What this task involves: Count the lines below that include the word "Excel" and write that number alone.
+++ Material to process
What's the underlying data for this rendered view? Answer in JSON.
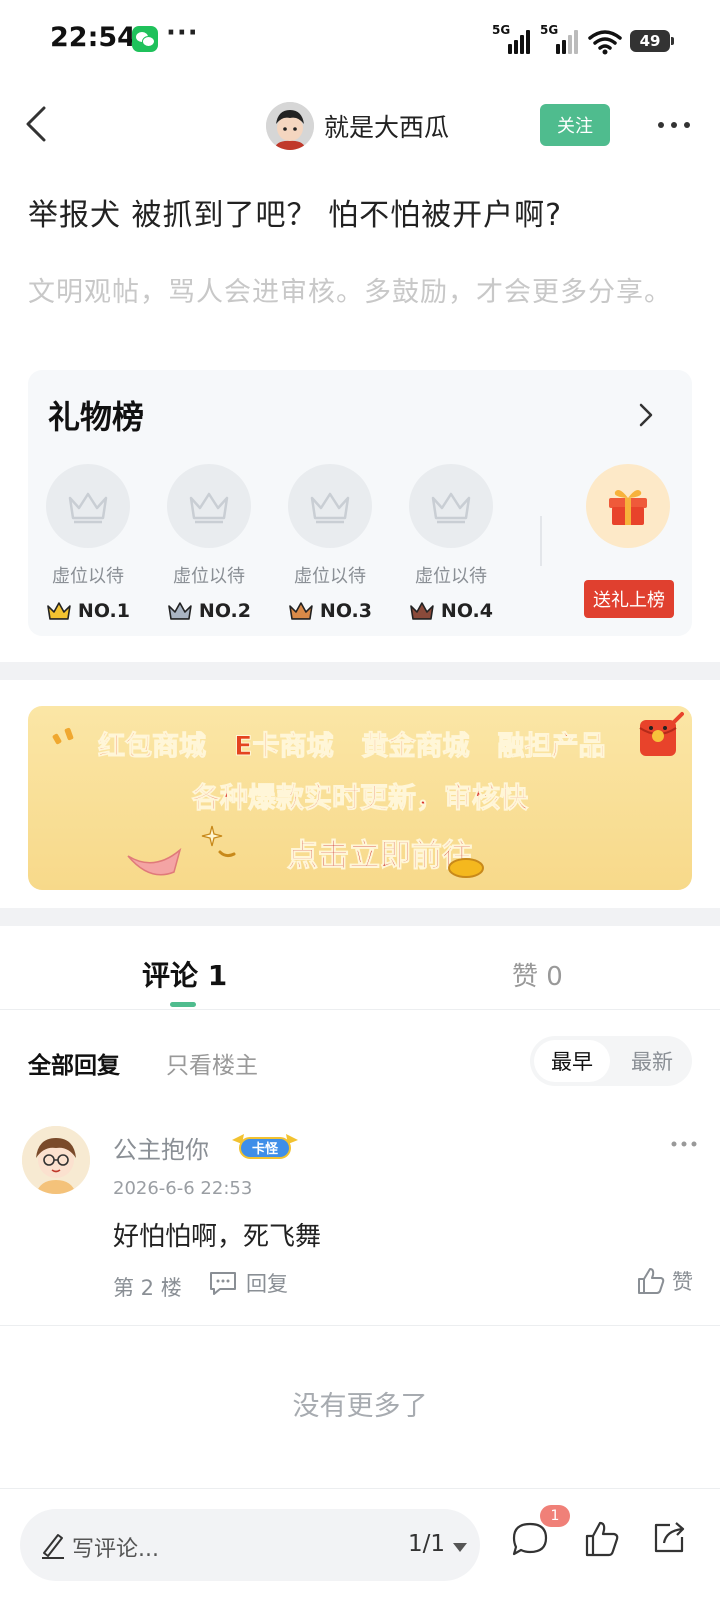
{
  "status_bar": {
    "time": "22:54",
    "more": "···",
    "net1": "5G",
    "net2": "5G",
    "battery": "49"
  },
  "header": {
    "author_name": "就是大西瓜",
    "follow_label": "关注"
  },
  "post": {
    "title": "举报犬 被抓到了吧？ 怕不怕被开户啊?",
    "hint": "文明观帖，骂人会进审核。多鼓励，才会更多分享。"
  },
  "gift_board": {
    "title": "礼物榜",
    "slots": [
      {
        "label": "虚位以待",
        "rank": "NO.1",
        "crown_color": "#f2c230"
      },
      {
        "label": "虚位以待",
        "rank": "NO.2",
        "crown_color": "#a9b4c2"
      },
      {
        "label": "虚位以待",
        "rank": "NO.3",
        "crown_color": "#d98a48"
      },
      {
        "label": "虚位以待",
        "rank": "NO.4",
        "crown_color": "#8a4a3a"
      }
    ],
    "send_label": "送礼上榜"
  },
  "banner": {
    "items": [
      "红包商城",
      "E卡商城",
      "黄金商城",
      "融担产品"
    ],
    "subtitle": "各种爆款实时更新，审核快",
    "cta": "点击立即前往"
  },
  "tabs": {
    "comments": "评论 1",
    "likes": "赞 0"
  },
  "filters": {
    "all": "全部回复",
    "owner_only": "只看楼主",
    "sort_earliest": "最早",
    "sort_latest": "最新"
  },
  "comments": [
    {
      "name": "公主抱你",
      "badge": "卡怪",
      "time": "2026-6-6 22:53",
      "text": "好怕怕啊，死飞舞",
      "floor": "第 2 楼",
      "reply_label": "回复",
      "like_label": "赞"
    }
  ],
  "no_more": "没有更多了",
  "bottom_bar": {
    "placeholder": "写评论...",
    "page": "1/1",
    "comment_badge": "1"
  },
  "colors": {
    "accent": "#4fbc8e",
    "send_gift": "#e0402f",
    "banner_bg": "#f7d98a"
  }
}
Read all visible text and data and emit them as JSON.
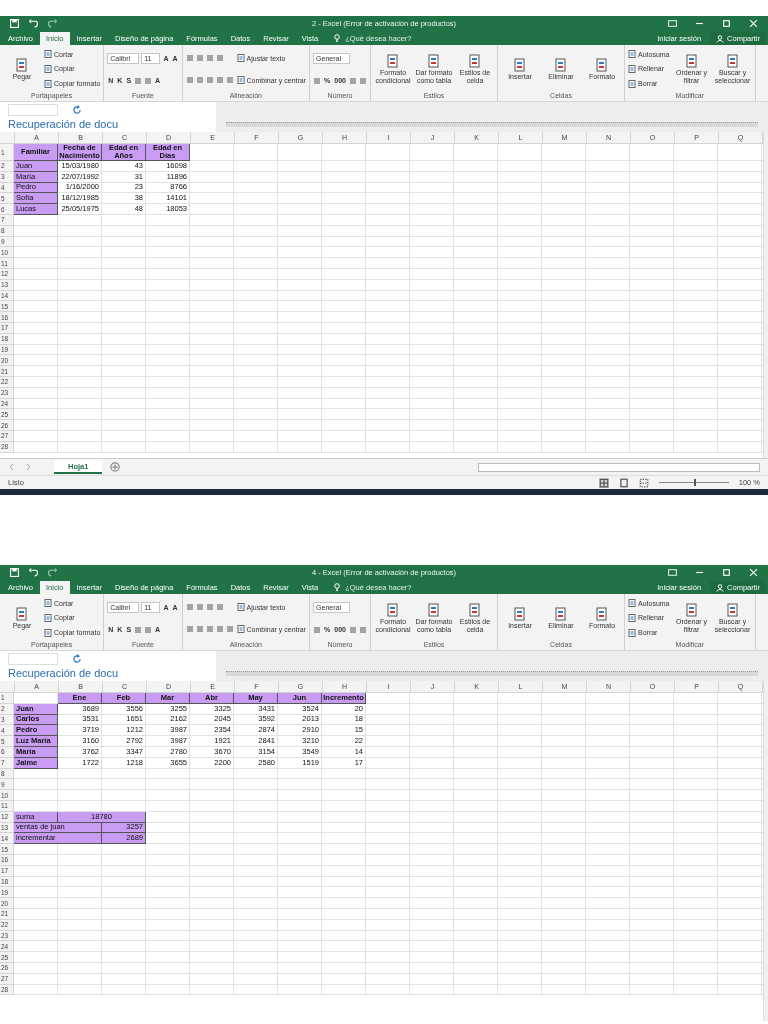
{
  "windows": [
    {
      "title": "2 - Excel (Error de activación de productos)",
      "ribbon_tabs": [
        {
          "label": "Archivo",
          "selected": false
        },
        {
          "label": "Inicio",
          "selected": true
        },
        {
          "label": "Insertar",
          "selected": false
        },
        {
          "label": "Diseño de página",
          "selected": false
        },
        {
          "label": "Fórmulas",
          "selected": false
        },
        {
          "label": "Datos",
          "selected": false
        },
        {
          "label": "Revisar",
          "selected": false
        },
        {
          "label": "Vista",
          "selected": false
        }
      ],
      "tell_me": "¿Qué desea hacer?",
      "sign_in": "Iniciar sesión",
      "share": "Compartir",
      "ribbon_groups": [
        {
          "label": "Portapapeles",
          "columns": [
            [
              [
                {
                  "kind": "large",
                  "label": "Pegar"
                }
              ]
            ],
            [
              [
                {
                  "kind": "small",
                  "label": "Cortar"
                }
              ],
              [
                {
                  "kind": "small",
                  "label": "Copiar"
                }
              ],
              [
                {
                  "kind": "small",
                  "label": "Copiar formato"
                }
              ]
            ]
          ]
        },
        {
          "label": "Fuente",
          "columns": [
            [
              [
                {
                  "kind": "combo",
                  "value": "Calibri"
                },
                {
                  "kind": "combo",
                  "value": "11"
                },
                {
                  "kind": "glyph",
                  "label": "A"
                },
                {
                  "kind": "glyph",
                  "label": "A"
                }
              ],
              [
                {
                  "kind": "glyph",
                  "label": "N"
                },
                {
                  "kind": "glyph",
                  "label": "K"
                },
                {
                  "kind": "glyph",
                  "label": "S"
                },
                {
                  "kind": "icon"
                },
                {
                  "kind": "icon"
                },
                {
                  "kind": "glyph",
                  "label": "A"
                }
              ]
            ]
          ]
        },
        {
          "label": "Alineación",
          "columns": [
            [
              [
                {
                  "kind": "icon"
                },
                {
                  "kind": "icon"
                },
                {
                  "kind": "icon"
                },
                {
                  "kind": "icon"
                }
              ],
              [
                {
                  "kind": "icon"
                },
                {
                  "kind": "icon"
                },
                {
                  "kind": "icon"
                },
                {
                  "kind": "icon"
                },
                {
                  "kind": "icon"
                }
              ]
            ],
            [
              [
                {
                  "kind": "small",
                  "label": "Ajustar texto"
                }
              ],
              [
                {
                  "kind": "small",
                  "label": "Combinar y centrar"
                }
              ]
            ]
          ]
        },
        {
          "label": "Número",
          "columns": [
            [
              [
                {
                  "kind": "combo",
                  "value": "General"
                }
              ],
              [
                {
                  "kind": "icon"
                },
                {
                  "kind": "glyph",
                  "label": "%"
                },
                {
                  "kind": "glyph",
                  "label": "000"
                },
                {
                  "kind": "icon"
                },
                {
                  "kind": "icon"
                }
              ]
            ]
          ]
        },
        {
          "label": "Estilos",
          "columns": [
            [
              [
                {
                  "kind": "large",
                  "label": "Formato condicional"
                }
              ]
            ],
            [
              [
                {
                  "kind": "large",
                  "label": "Dar formato como tabla"
                }
              ]
            ],
            [
              [
                {
                  "kind": "large",
                  "label": "Estilos de celda"
                }
              ]
            ]
          ]
        },
        {
          "label": "Celdas",
          "columns": [
            [
              [
                {
                  "kind": "large",
                  "label": "Insertar"
                }
              ]
            ],
            [
              [
                {
                  "kind": "large",
                  "label": "Eliminar"
                }
              ]
            ],
            [
              [
                {
                  "kind": "large",
                  "label": "Formato"
                }
              ]
            ]
          ]
        },
        {
          "label": "Modificar",
          "columns": [
            [
              [
                {
                  "kind": "small",
                  "label": "Autosuma"
                }
              ],
              [
                {
                  "kind": "small",
                  "label": "Rellenar"
                }
              ],
              [
                {
                  "kind": "small",
                  "label": "Borrar"
                }
              ]
            ],
            [
              [
                {
                  "kind": "large",
                  "label": "Ordenar y filtrar"
                }
              ]
            ],
            [
              [
                {
                  "kind": "large",
                  "label": "Buscar y seleccionar"
                }
              ]
            ]
          ]
        }
      ],
      "recovery": "Recuperación de docu",
      "columns": [
        "A",
        "B",
        "C",
        "D",
        "E",
        "F",
        "G",
        "H",
        "I",
        "J",
        "K",
        "L",
        "M",
        "N",
        "O",
        "P",
        "Q"
      ],
      "rows": [
        {
          "number": "1",
          "cells": [
            {
              "text": "Familiar",
              "kind": "header",
              "highlighted": true,
              "bold": true
            },
            {
              "text": "Fecha de Nacimiento",
              "kind": "header",
              "highlighted": true,
              "bold": true
            },
            {
              "text": "Edad en Años",
              "kind": "header",
              "highlighted": true,
              "bold": true
            },
            {
              "text": "Edad en Días",
              "kind": "header",
              "highlighted": true,
              "bold": true
            }
          ]
        },
        {
          "number": "2",
          "cells": [
            {
              "text": "Juan",
              "kind": "label",
              "highlighted": true,
              "bold": false
            },
            {
              "text": "15/03/1980",
              "kind": "number",
              "highlighted": false,
              "bold": false
            },
            {
              "text": "43",
              "kind": "number",
              "highlighted": false,
              "bold": false
            },
            {
              "text": "16098",
              "kind": "number",
              "highlighted": false,
              "bold": false
            }
          ]
        },
        {
          "number": "3",
          "cells": [
            {
              "text": "María",
              "kind": "label",
              "highlighted": true,
              "bold": false
            },
            {
              "text": "22/07/1992",
              "kind": "number",
              "highlighted": false,
              "bold": false
            },
            {
              "text": "31",
              "kind": "number",
              "highlighted": false,
              "bold": false
            },
            {
              "text": "11896",
              "kind": "number",
              "highlighted": false,
              "bold": false
            }
          ]
        },
        {
          "number": "4",
          "cells": [
            {
              "text": "Pedro",
              "kind": "label",
              "highlighted": true,
              "bold": false
            },
            {
              "text": "1/16/2000",
              "kind": "number",
              "highlighted": false,
              "bold": false
            },
            {
              "text": "23",
              "kind": "number",
              "highlighted": false,
              "bold": false
            },
            {
              "text": "8766",
              "kind": "number",
              "highlighted": false,
              "bold": false
            }
          ]
        },
        {
          "number": "5",
          "cells": [
            {
              "text": "Sofía",
              "kind": "label",
              "highlighted": true,
              "bold": false
            },
            {
              "text": "18/12/1985",
              "kind": "number",
              "highlighted": false,
              "bold": false
            },
            {
              "text": "38",
              "kind": "number",
              "highlighted": false,
              "bold": false
            },
            {
              "text": "14101",
              "kind": "number",
              "highlighted": false,
              "bold": false
            }
          ]
        },
        {
          "number": "6",
          "cells": [
            {
              "text": "Lucas",
              "kind": "label",
              "highlighted": true,
              "bold": false
            },
            {
              "text": "25/05/1975",
              "kind": "number",
              "highlighted": false,
              "bold": false
            },
            {
              "text": "48",
              "kind": "number",
              "highlighted": false,
              "bold": false
            },
            {
              "text": "18053",
              "kind": "number",
              "highlighted": false,
              "bold": false
            }
          ]
        },
        {
          "number": "7",
          "cells": []
        },
        {
          "number": "8",
          "cells": []
        },
        {
          "number": "9",
          "cells": []
        },
        {
          "number": "10",
          "cells": []
        },
        {
          "number": "11",
          "cells": []
        },
        {
          "number": "12",
          "cells": []
        },
        {
          "number": "13",
          "cells": []
        },
        {
          "number": "14",
          "cells": []
        },
        {
          "number": "15",
          "cells": []
        },
        {
          "number": "16",
          "cells": []
        },
        {
          "number": "17",
          "cells": []
        },
        {
          "number": "18",
          "cells": []
        },
        {
          "number": "19",
          "cells": []
        },
        {
          "number": "20",
          "cells": []
        },
        {
          "number": "21",
          "cells": []
        },
        {
          "number": "22",
          "cells": []
        },
        {
          "number": "23",
          "cells": []
        },
        {
          "number": "24",
          "cells": []
        },
        {
          "number": "25",
          "cells": []
        },
        {
          "number": "26",
          "cells": []
        },
        {
          "number": "27",
          "cells": []
        },
        {
          "number": "28",
          "cells": []
        }
      ],
      "sheet_tabs": [
        {
          "label": "Hoja1",
          "selected": true
        }
      ],
      "status": {
        "text": "Listo",
        "zoom": "100 %",
        "level": 0.5
      }
    },
    {
      "title": "4 - Excel (Error de activación de productos)",
      "ribbon_tabs": [
        {
          "label": "Archivo",
          "selected": false
        },
        {
          "label": "Inicio",
          "selected": true
        },
        {
          "label": "Insertar",
          "selected": false
        },
        {
          "label": "Diseño de página",
          "selected": false
        },
        {
          "label": "Fórmulas",
          "selected": false
        },
        {
          "label": "Datos",
          "selected": false
        },
        {
          "label": "Revisar",
          "selected": false
        },
        {
          "label": "Vista",
          "selected": false
        }
      ],
      "tell_me": "¿Qué desea hacer?",
      "sign_in": "Iniciar sesión",
      "share": "Compartir",
      "ribbon_groups": [
        {
          "label": "Portapapeles",
          "columns": [
            [
              [
                {
                  "kind": "large",
                  "label": "Pegar"
                }
              ]
            ],
            [
              [
                {
                  "kind": "small",
                  "label": "Cortar"
                }
              ],
              [
                {
                  "kind": "small",
                  "label": "Copiar"
                }
              ],
              [
                {
                  "kind": "small",
                  "label": "Copiar formato"
                }
              ]
            ]
          ]
        },
        {
          "label": "Fuente",
          "columns": [
            [
              [
                {
                  "kind": "combo",
                  "value": "Calibri"
                },
                {
                  "kind": "combo",
                  "value": "11"
                },
                {
                  "kind": "glyph",
                  "label": "A"
                },
                {
                  "kind": "glyph",
                  "label": "A"
                }
              ],
              [
                {
                  "kind": "glyph",
                  "label": "N"
                },
                {
                  "kind": "glyph",
                  "label": "K"
                },
                {
                  "kind": "glyph",
                  "label": "S"
                },
                {
                  "kind": "icon"
                },
                {
                  "kind": "icon"
                },
                {
                  "kind": "glyph",
                  "label": "A"
                }
              ]
            ]
          ]
        },
        {
          "label": "Alineación",
          "columns": [
            [
              [
                {
                  "kind": "icon"
                },
                {
                  "kind": "icon"
                },
                {
                  "kind": "icon"
                },
                {
                  "kind": "icon"
                }
              ],
              [
                {
                  "kind": "icon"
                },
                {
                  "kind": "icon"
                },
                {
                  "kind": "icon"
                },
                {
                  "kind": "icon"
                },
                {
                  "kind": "icon"
                }
              ]
            ],
            [
              [
                {
                  "kind": "small",
                  "label": "Ajustar texto"
                }
              ],
              [
                {
                  "kind": "small",
                  "label": "Combinar y centrar"
                }
              ]
            ]
          ]
        },
        {
          "label": "Número",
          "columns": [
            [
              [
                {
                  "kind": "combo",
                  "value": "General"
                }
              ],
              [
                {
                  "kind": "icon"
                },
                {
                  "kind": "glyph",
                  "label": "%"
                },
                {
                  "kind": "glyph",
                  "label": "000"
                },
                {
                  "kind": "icon"
                },
                {
                  "kind": "icon"
                }
              ]
            ]
          ]
        },
        {
          "label": "Estilos",
          "columns": [
            [
              [
                {
                  "kind": "large",
                  "label": "Formato condicional"
                }
              ]
            ],
            [
              [
                {
                  "kind": "large",
                  "label": "Dar formato como tabla"
                }
              ]
            ],
            [
              [
                {
                  "kind": "large",
                  "label": "Estilos de celda"
                }
              ]
            ]
          ]
        },
        {
          "label": "Celdas",
          "columns": [
            [
              [
                {
                  "kind": "large",
                  "label": "Insertar"
                }
              ]
            ],
            [
              [
                {
                  "kind": "large",
                  "label": "Eliminar"
                }
              ]
            ],
            [
              [
                {
                  "kind": "large",
                  "label": "Formato"
                }
              ]
            ]
          ]
        },
        {
          "label": "Modificar",
          "columns": [
            [
              [
                {
                  "kind": "small",
                  "label": "Autosuma"
                }
              ],
              [
                {
                  "kind": "small",
                  "label": "Rellenar"
                }
              ],
              [
                {
                  "kind": "small",
                  "label": "Borrar"
                }
              ]
            ],
            [
              [
                {
                  "kind": "large",
                  "label": "Ordenar y filtrar"
                }
              ]
            ],
            [
              [
                {
                  "kind": "large",
                  "label": "Buscar y seleccionar"
                }
              ]
            ]
          ]
        }
      ],
      "recovery": "Recuperación de docu",
      "columns": [
        "A",
        "B",
        "C",
        "D",
        "E",
        "F",
        "G",
        "H",
        "I",
        "J",
        "K",
        "L",
        "M",
        "N",
        "O",
        "P",
        "Q"
      ],
      "rows": [
        {
          "number": "1",
          "cells": [
            {
              "kind": "blank"
            },
            {
              "text": "Ene",
              "kind": "header",
              "highlighted": true,
              "bold": true
            },
            {
              "text": "Feb",
              "kind": "header",
              "highlighted": true,
              "bold": true
            },
            {
              "text": "Mar",
              "kind": "header",
              "highlighted": true,
              "bold": true
            },
            {
              "text": "Abr",
              "kind": "header",
              "highlighted": true,
              "bold": true
            },
            {
              "text": "May",
              "kind": "header",
              "highlighted": true,
              "bold": true
            },
            {
              "text": "Jun",
              "kind": "header",
              "highlighted": true,
              "bold": true
            },
            {
              "text": "Incremento",
              "kind": "header",
              "highlighted": true,
              "bold": true
            }
          ]
        },
        {
          "number": "2",
          "cells": [
            {
              "text": "Juan",
              "kind": "label",
              "highlighted": true,
              "bold": true
            },
            {
              "text": "3689",
              "kind": "number",
              "highlighted": false,
              "bold": false
            },
            {
              "text": "3556",
              "kind": "number",
              "highlighted": false,
              "bold": false
            },
            {
              "text": "3255",
              "kind": "number",
              "highlighted": false,
              "bold": false
            },
            {
              "text": "3325",
              "kind": "number",
              "highlighted": false,
              "bold": false
            },
            {
              "text": "3431",
              "kind": "number",
              "highlighted": false,
              "bold": false
            },
            {
              "text": "3524",
              "kind": "number",
              "highlighted": false,
              "bold": false
            },
            {
              "text": "20",
              "kind": "number",
              "highlighted": false,
              "bold": false
            }
          ]
        },
        {
          "number": "3",
          "cells": [
            {
              "text": "Carlos",
              "kind": "label",
              "highlighted": true,
              "bold": true
            },
            {
              "text": "3531",
              "kind": "number",
              "highlighted": false,
              "bold": false
            },
            {
              "text": "1651",
              "kind": "number",
              "highlighted": false,
              "bold": false
            },
            {
              "text": "2162",
              "kind": "number",
              "highlighted": false,
              "bold": false
            },
            {
              "text": "2045",
              "kind": "number",
              "highlighted": false,
              "bold": false
            },
            {
              "text": "3592",
              "kind": "number",
              "highlighted": false,
              "bold": false
            },
            {
              "text": "2013",
              "kind": "number",
              "highlighted": false,
              "bold": false
            },
            {
              "text": "18",
              "kind": "number",
              "highlighted": false,
              "bold": false
            }
          ]
        },
        {
          "number": "4",
          "cells": [
            {
              "text": "Pedro",
              "kind": "label",
              "highlighted": true,
              "bold": true
            },
            {
              "text": "3719",
              "kind": "number",
              "highlighted": false,
              "bold": false
            },
            {
              "text": "1212",
              "kind": "number",
              "highlighted": false,
              "bold": false
            },
            {
              "text": "3987",
              "kind": "number",
              "highlighted": false,
              "bold": false
            },
            {
              "text": "2354",
              "kind": "number",
              "highlighted": false,
              "bold": false
            },
            {
              "text": "2874",
              "kind": "number",
              "highlighted": false,
              "bold": false
            },
            {
              "text": "2910",
              "kind": "number",
              "highlighted": false,
              "bold": false
            },
            {
              "text": "15",
              "kind": "number",
              "highlighted": false,
              "bold": false
            }
          ]
        },
        {
          "number": "5",
          "cells": [
            {
              "text": "Luz María",
              "kind": "label",
              "highlighted": true,
              "bold": true
            },
            {
              "text": "3160",
              "kind": "number",
              "highlighted": false,
              "bold": false
            },
            {
              "text": "2792",
              "kind": "number",
              "highlighted": false,
              "bold": false
            },
            {
              "text": "3987",
              "kind": "number",
              "highlighted": false,
              "bold": false
            },
            {
              "text": "1921",
              "kind": "number",
              "highlighted": false,
              "bold": false
            },
            {
              "text": "2841",
              "kind": "number",
              "highlighted": false,
              "bold": false
            },
            {
              "text": "3210",
              "kind": "number",
              "highlighted": false,
              "bold": false
            },
            {
              "text": "22",
              "kind": "number",
              "highlighted": false,
              "bold": false
            }
          ]
        },
        {
          "number": "6",
          "cells": [
            {
              "text": "María",
              "kind": "label",
              "highlighted": true,
              "bold": true
            },
            {
              "text": "3762",
              "kind": "number",
              "highlighted": false,
              "bold": false
            },
            {
              "text": "3347",
              "kind": "number",
              "highlighted": false,
              "bold": false
            },
            {
              "text": "2780",
              "kind": "number",
              "highlighted": false,
              "bold": false
            },
            {
              "text": "3670",
              "kind": "number",
              "highlighted": false,
              "bold": false
            },
            {
              "text": "3154",
              "kind": "number",
              "highlighted": false,
              "bold": false
            },
            {
              "text": "3549",
              "kind": "number",
              "highlighted": false,
              "bold": false
            },
            {
              "text": "14",
              "kind": "number",
              "highlighted": false,
              "bold": false
            }
          ]
        },
        {
          "number": "7",
          "cells": [
            {
              "text": "Jaime",
              "kind": "label",
              "highlighted": true,
              "bold": true
            },
            {
              "text": "1722",
              "kind": "number",
              "highlighted": false,
              "bold": false
            },
            {
              "text": "1218",
              "kind": "number",
              "highlighted": false,
              "bold": false
            },
            {
              "text": "3655",
              "kind": "number",
              "highlighted": false,
              "bold": false
            },
            {
              "text": "2200",
              "kind": "number",
              "highlighted": false,
              "bold": false
            },
            {
              "text": "2580",
              "kind": "number",
              "highlighted": false,
              "bold": false
            },
            {
              "text": "1519",
              "kind": "number",
              "highlighted": false,
              "bold": false
            },
            {
              "text": "17",
              "kind": "number",
              "highlighted": false,
              "bold": false
            }
          ]
        },
        {
          "number": "8",
          "cells": []
        },
        {
          "number": "9",
          "cells": []
        },
        {
          "number": "10",
          "cells": []
        },
        {
          "number": "11",
          "cells": []
        },
        {
          "number": "12",
          "cells": [
            {
              "text": "suma",
              "kind": "label",
              "highlighted": true,
              "bold": false
            },
            {
              "text": "18780",
              "kind": "wide_header",
              "highlighted": true,
              "bold": false
            }
          ]
        },
        {
          "number": "13",
          "cells": [
            {
              "text": "ventas de juan",
              "kind": "wide_label",
              "highlighted": true,
              "bold": false
            },
            {
              "text": "3257",
              "kind": "number",
              "highlighted": true,
              "bold": false
            }
          ]
        },
        {
          "number": "14",
          "cells": [
            {
              "text": "incrementar",
              "kind": "wide_label",
              "highlighted": true,
              "bold": false
            },
            {
              "text": "2689",
              "kind": "number",
              "highlighted": true,
              "bold": false
            }
          ]
        },
        {
          "number": "15",
          "cells": []
        },
        {
          "number": "16",
          "cells": []
        },
        {
          "number": "17",
          "cells": []
        },
        {
          "number": "18",
          "cells": []
        },
        {
          "number": "19",
          "cells": []
        },
        {
          "number": "20",
          "cells": []
        },
        {
          "number": "21",
          "cells": []
        },
        {
          "number": "22",
          "cells": []
        },
        {
          "number": "23",
          "cells": []
        },
        {
          "number": "24",
          "cells": []
        },
        {
          "number": "25",
          "cells": []
        },
        {
          "number": "26",
          "cells": []
        },
        {
          "number": "27",
          "cells": []
        },
        {
          "number": "28",
          "cells": []
        }
      ]
    }
  ]
}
++++++
Response: 2